● What you should do: In the entries that follow, count each line containing "would" and state the total, nothing more.

● Material provided:

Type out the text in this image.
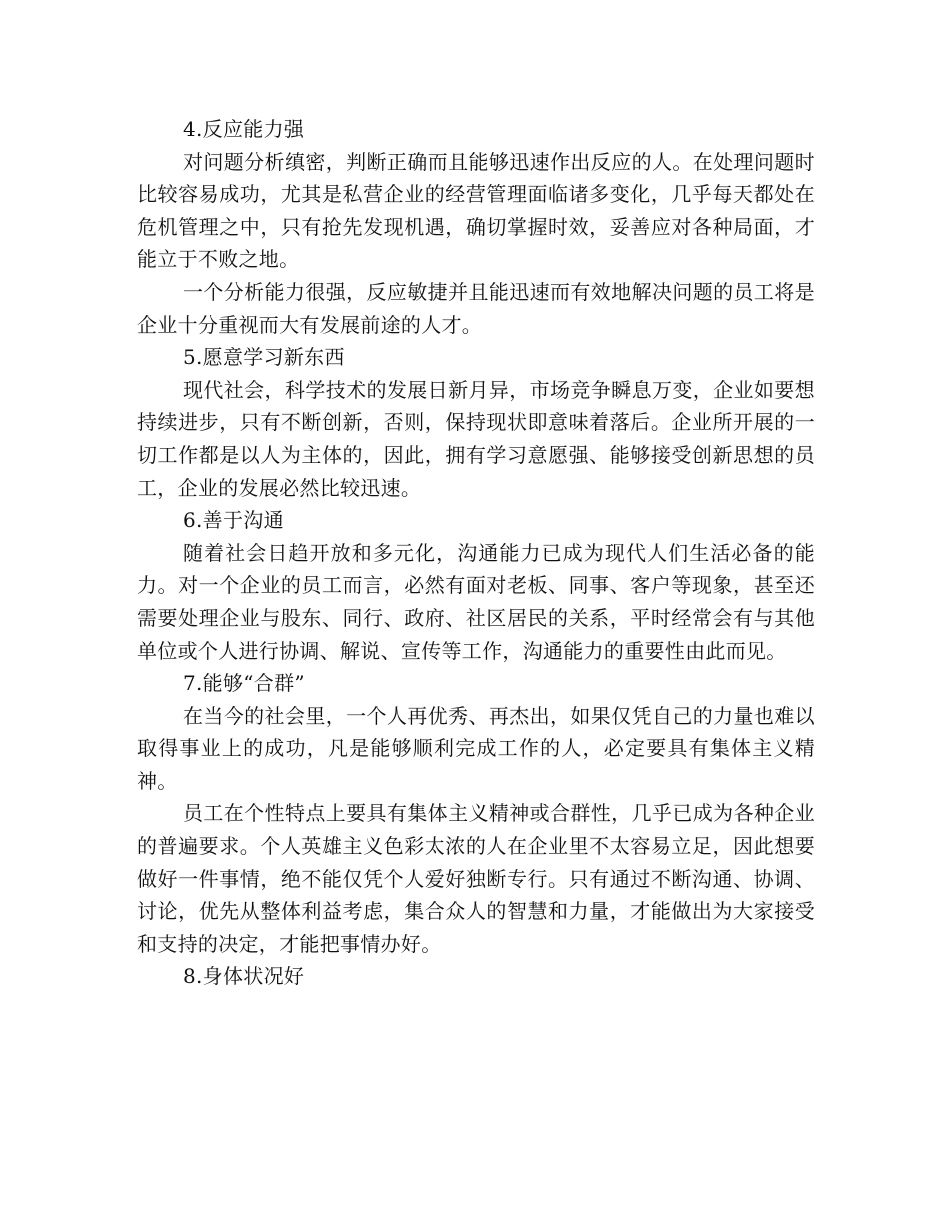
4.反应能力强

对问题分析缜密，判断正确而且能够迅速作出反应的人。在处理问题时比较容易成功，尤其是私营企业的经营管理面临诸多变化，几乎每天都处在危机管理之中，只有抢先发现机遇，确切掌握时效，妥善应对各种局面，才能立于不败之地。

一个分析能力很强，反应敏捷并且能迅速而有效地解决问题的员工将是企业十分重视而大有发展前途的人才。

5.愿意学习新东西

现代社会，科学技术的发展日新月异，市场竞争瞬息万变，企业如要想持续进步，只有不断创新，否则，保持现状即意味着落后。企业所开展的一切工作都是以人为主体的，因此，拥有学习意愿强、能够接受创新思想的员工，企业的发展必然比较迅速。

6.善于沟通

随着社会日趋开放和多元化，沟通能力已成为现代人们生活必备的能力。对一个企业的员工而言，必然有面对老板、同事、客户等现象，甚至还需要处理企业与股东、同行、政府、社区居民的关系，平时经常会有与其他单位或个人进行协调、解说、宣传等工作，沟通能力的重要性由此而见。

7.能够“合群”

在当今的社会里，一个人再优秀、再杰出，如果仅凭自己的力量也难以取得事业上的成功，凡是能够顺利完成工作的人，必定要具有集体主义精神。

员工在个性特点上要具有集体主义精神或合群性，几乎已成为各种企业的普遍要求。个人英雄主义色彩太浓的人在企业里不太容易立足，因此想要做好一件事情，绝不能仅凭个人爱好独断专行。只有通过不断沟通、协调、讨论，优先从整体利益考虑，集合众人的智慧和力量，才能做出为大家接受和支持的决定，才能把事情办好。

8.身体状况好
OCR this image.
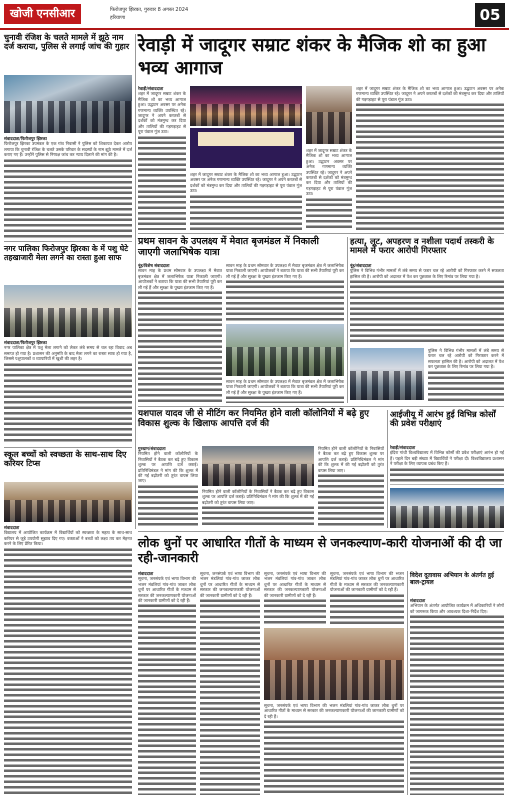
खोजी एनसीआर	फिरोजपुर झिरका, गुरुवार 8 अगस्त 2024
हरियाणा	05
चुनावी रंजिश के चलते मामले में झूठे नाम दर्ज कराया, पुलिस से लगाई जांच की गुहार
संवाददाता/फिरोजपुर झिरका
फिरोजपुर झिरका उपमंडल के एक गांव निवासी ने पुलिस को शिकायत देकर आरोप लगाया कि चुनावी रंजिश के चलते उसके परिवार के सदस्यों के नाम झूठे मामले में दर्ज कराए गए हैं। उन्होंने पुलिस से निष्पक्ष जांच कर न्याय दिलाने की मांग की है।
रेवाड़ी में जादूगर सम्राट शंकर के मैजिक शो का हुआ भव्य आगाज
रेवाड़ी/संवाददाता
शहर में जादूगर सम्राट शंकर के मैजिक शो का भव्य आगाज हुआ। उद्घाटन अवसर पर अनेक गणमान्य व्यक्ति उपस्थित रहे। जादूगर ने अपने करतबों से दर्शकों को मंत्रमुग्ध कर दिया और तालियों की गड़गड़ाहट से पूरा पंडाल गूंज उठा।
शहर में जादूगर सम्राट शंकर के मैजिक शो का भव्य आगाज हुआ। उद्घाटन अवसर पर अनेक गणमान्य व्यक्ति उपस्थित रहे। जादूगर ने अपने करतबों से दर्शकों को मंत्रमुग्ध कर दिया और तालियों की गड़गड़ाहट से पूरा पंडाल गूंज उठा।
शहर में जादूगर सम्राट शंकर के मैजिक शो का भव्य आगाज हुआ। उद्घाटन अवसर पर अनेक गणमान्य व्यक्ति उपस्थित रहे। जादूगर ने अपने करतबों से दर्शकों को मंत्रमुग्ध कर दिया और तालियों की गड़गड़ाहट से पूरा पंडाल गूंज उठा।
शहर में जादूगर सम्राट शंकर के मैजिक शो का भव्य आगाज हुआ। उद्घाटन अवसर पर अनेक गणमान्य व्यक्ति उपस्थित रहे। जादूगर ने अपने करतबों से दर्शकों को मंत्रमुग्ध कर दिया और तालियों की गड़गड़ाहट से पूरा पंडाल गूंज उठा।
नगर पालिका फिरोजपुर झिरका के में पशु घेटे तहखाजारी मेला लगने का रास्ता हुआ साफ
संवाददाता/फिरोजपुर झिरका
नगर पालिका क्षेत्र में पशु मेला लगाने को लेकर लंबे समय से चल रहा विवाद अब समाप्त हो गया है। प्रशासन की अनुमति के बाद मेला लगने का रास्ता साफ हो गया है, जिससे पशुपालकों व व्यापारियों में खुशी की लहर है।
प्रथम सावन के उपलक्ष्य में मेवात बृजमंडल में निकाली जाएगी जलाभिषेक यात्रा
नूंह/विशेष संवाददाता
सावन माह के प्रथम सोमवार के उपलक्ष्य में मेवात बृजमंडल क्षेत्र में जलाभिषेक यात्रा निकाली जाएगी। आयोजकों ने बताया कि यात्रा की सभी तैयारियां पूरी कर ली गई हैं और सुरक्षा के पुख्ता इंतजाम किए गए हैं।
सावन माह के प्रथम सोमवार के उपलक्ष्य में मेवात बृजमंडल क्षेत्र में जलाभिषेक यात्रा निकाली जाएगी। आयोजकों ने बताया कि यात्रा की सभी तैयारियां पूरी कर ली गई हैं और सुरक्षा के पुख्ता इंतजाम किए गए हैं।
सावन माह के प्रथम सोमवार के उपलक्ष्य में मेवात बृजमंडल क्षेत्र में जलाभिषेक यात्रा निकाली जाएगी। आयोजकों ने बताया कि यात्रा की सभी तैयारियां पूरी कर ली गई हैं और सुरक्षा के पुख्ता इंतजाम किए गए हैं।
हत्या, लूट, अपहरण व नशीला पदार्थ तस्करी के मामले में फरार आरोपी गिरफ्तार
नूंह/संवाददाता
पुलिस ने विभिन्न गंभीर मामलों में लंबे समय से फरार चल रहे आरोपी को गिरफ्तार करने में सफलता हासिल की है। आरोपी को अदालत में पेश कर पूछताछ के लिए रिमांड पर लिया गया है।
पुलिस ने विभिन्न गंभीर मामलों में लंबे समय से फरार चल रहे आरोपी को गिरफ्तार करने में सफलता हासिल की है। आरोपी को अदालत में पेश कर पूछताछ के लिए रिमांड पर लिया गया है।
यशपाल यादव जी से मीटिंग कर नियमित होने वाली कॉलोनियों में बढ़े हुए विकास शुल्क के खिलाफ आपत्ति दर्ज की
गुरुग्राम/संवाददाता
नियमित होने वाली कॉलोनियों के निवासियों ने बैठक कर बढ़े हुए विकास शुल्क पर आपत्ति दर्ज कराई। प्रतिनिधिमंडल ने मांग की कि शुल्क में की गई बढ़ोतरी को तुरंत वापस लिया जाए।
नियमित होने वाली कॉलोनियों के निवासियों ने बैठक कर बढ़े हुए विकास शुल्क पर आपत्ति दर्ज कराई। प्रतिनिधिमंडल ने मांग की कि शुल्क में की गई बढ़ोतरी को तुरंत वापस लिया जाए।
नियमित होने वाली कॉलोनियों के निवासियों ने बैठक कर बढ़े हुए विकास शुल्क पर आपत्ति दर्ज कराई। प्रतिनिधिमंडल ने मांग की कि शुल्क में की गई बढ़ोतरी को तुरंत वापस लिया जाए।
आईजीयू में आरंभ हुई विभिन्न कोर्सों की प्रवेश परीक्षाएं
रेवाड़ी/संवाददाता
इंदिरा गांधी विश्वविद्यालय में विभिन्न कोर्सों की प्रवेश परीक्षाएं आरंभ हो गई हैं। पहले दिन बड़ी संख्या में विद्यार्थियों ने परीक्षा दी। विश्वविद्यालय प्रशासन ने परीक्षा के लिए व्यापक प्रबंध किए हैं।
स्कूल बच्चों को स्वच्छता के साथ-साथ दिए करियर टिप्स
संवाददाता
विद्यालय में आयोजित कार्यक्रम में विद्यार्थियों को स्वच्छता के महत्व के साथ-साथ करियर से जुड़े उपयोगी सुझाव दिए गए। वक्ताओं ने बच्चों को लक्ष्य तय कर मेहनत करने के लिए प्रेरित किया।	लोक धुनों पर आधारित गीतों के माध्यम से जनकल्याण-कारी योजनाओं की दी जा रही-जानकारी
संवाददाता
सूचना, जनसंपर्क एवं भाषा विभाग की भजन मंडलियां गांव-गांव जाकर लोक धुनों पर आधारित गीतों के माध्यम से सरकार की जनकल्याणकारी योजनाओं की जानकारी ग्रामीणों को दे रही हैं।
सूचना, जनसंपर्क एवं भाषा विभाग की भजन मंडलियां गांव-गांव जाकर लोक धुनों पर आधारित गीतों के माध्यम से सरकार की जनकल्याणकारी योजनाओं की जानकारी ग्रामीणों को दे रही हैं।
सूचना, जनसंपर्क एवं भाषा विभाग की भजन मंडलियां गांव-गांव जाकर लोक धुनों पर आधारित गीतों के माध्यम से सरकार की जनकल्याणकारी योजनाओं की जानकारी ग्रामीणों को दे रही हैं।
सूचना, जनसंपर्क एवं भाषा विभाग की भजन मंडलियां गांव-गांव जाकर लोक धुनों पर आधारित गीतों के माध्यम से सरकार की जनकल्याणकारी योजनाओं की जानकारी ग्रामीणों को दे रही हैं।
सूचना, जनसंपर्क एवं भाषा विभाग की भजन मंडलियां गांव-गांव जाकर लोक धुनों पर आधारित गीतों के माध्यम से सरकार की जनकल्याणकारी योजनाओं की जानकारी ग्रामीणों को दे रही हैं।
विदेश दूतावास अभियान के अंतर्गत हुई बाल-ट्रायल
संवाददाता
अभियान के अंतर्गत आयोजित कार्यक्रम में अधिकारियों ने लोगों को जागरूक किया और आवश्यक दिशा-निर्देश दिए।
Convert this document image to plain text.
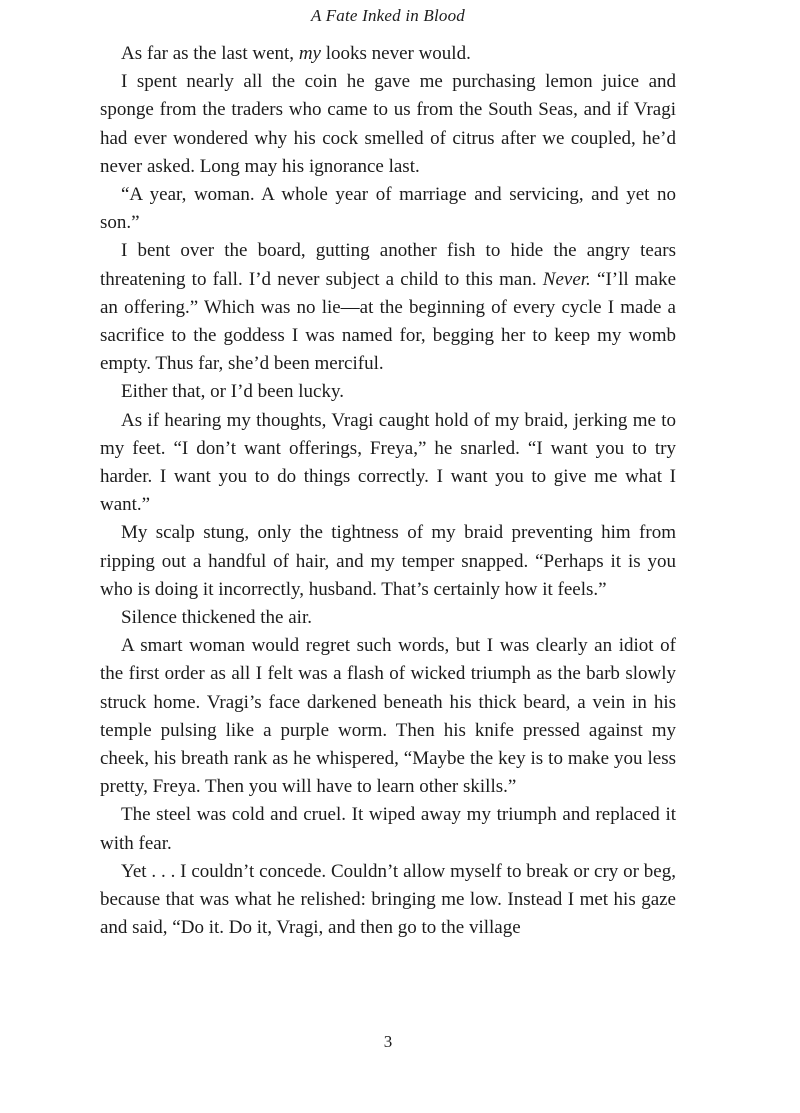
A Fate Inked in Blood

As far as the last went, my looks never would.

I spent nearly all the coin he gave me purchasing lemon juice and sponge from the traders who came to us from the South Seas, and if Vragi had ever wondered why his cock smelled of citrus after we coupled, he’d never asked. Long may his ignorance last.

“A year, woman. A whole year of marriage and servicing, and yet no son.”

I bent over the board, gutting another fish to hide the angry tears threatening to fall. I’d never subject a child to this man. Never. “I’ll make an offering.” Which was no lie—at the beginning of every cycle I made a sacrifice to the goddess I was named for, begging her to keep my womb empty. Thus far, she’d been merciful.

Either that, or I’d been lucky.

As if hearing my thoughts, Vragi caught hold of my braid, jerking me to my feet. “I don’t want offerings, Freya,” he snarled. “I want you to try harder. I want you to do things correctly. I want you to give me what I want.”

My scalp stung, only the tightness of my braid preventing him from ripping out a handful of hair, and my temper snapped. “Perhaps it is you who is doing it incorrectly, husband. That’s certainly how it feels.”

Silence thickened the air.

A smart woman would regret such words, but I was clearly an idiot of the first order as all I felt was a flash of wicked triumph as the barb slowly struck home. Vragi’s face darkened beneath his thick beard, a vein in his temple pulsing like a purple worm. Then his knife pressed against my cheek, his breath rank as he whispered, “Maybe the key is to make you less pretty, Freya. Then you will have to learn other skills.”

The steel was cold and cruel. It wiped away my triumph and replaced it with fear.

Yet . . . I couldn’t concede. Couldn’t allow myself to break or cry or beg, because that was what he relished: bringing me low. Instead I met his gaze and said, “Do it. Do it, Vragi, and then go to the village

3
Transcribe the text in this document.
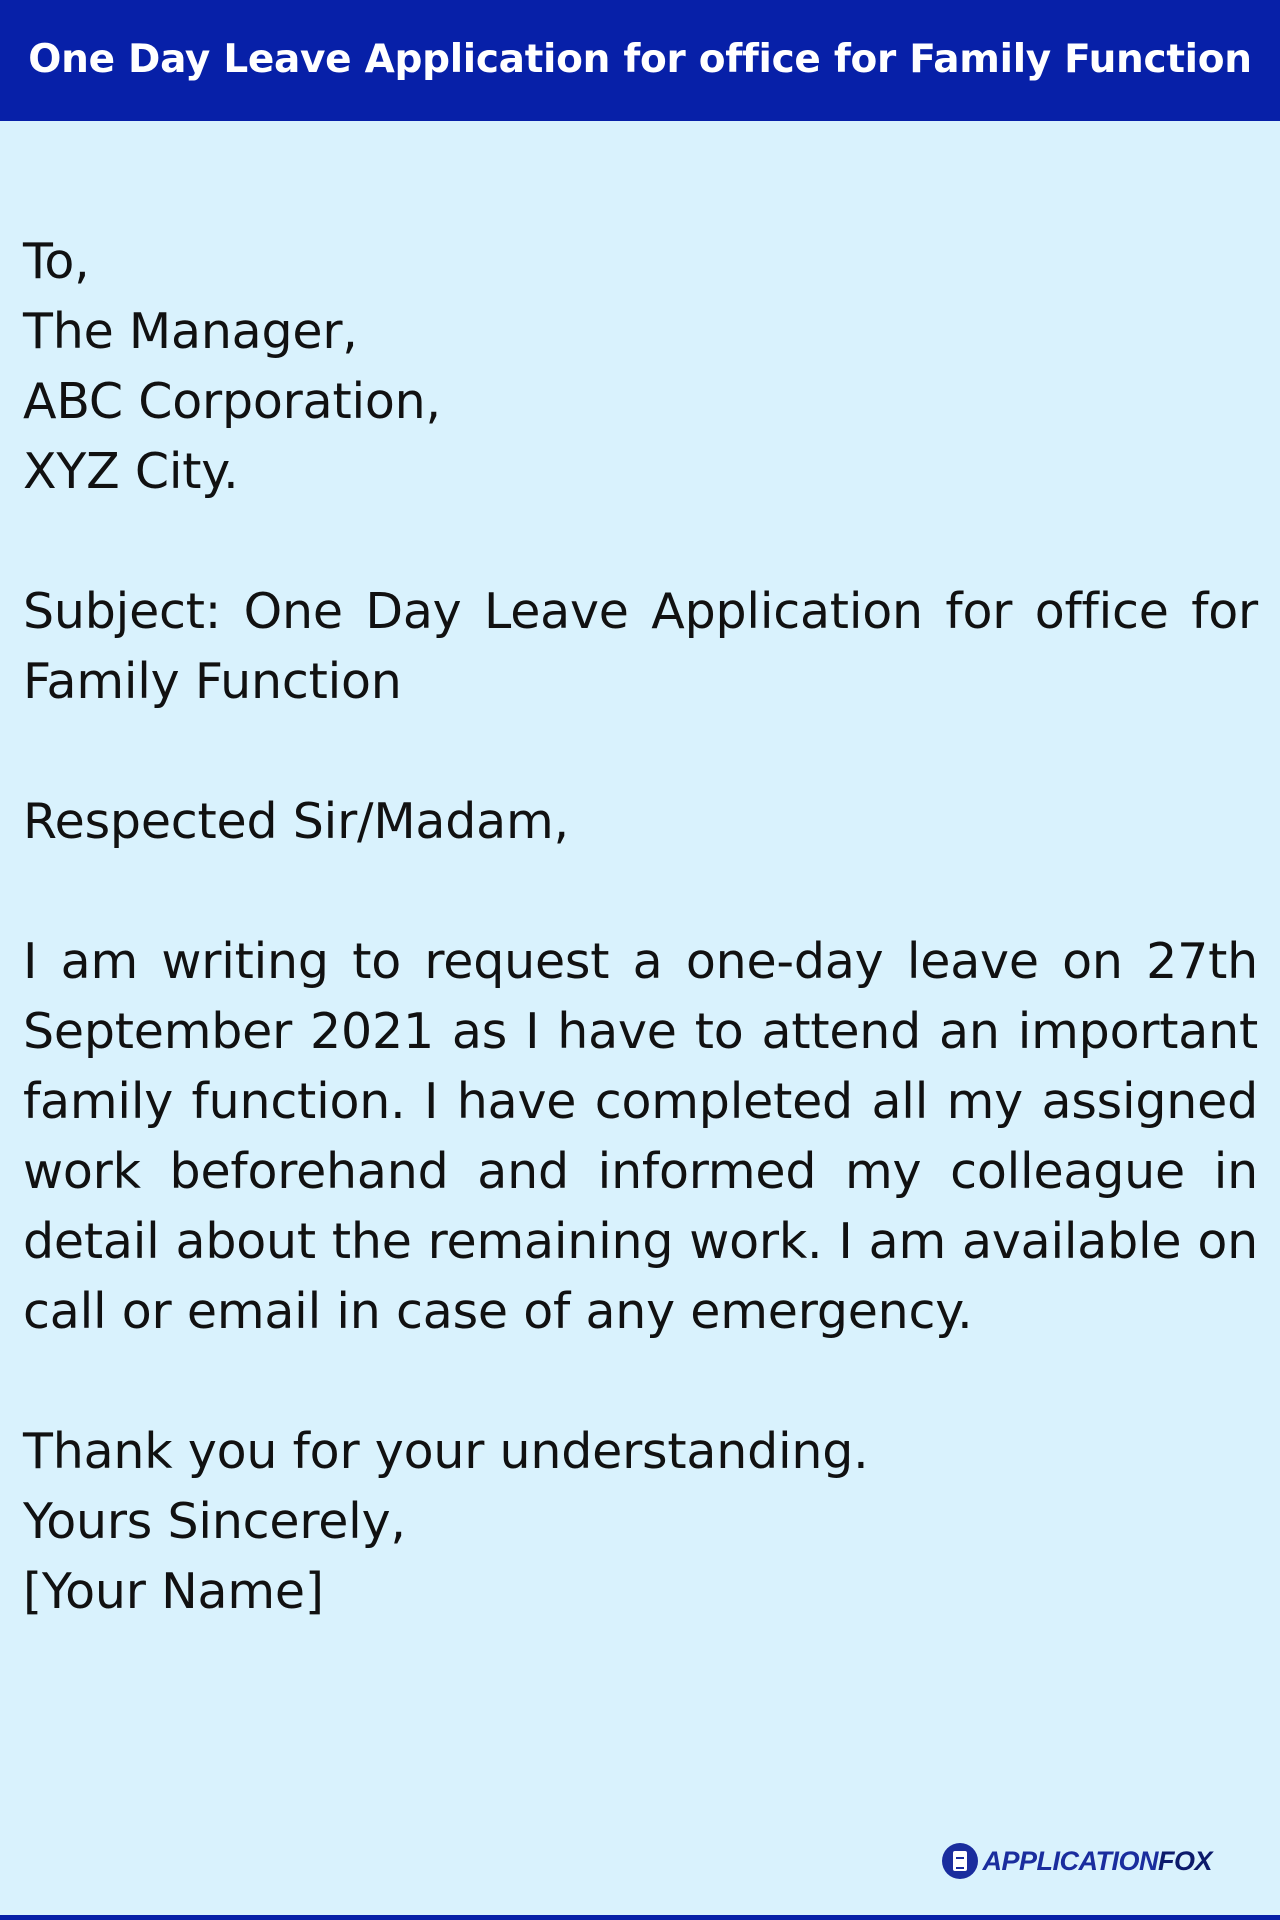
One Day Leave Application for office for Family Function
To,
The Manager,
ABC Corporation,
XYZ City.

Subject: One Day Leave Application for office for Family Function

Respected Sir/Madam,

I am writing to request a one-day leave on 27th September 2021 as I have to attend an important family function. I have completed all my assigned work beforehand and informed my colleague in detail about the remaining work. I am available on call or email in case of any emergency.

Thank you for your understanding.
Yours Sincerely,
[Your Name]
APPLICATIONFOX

● In response: 2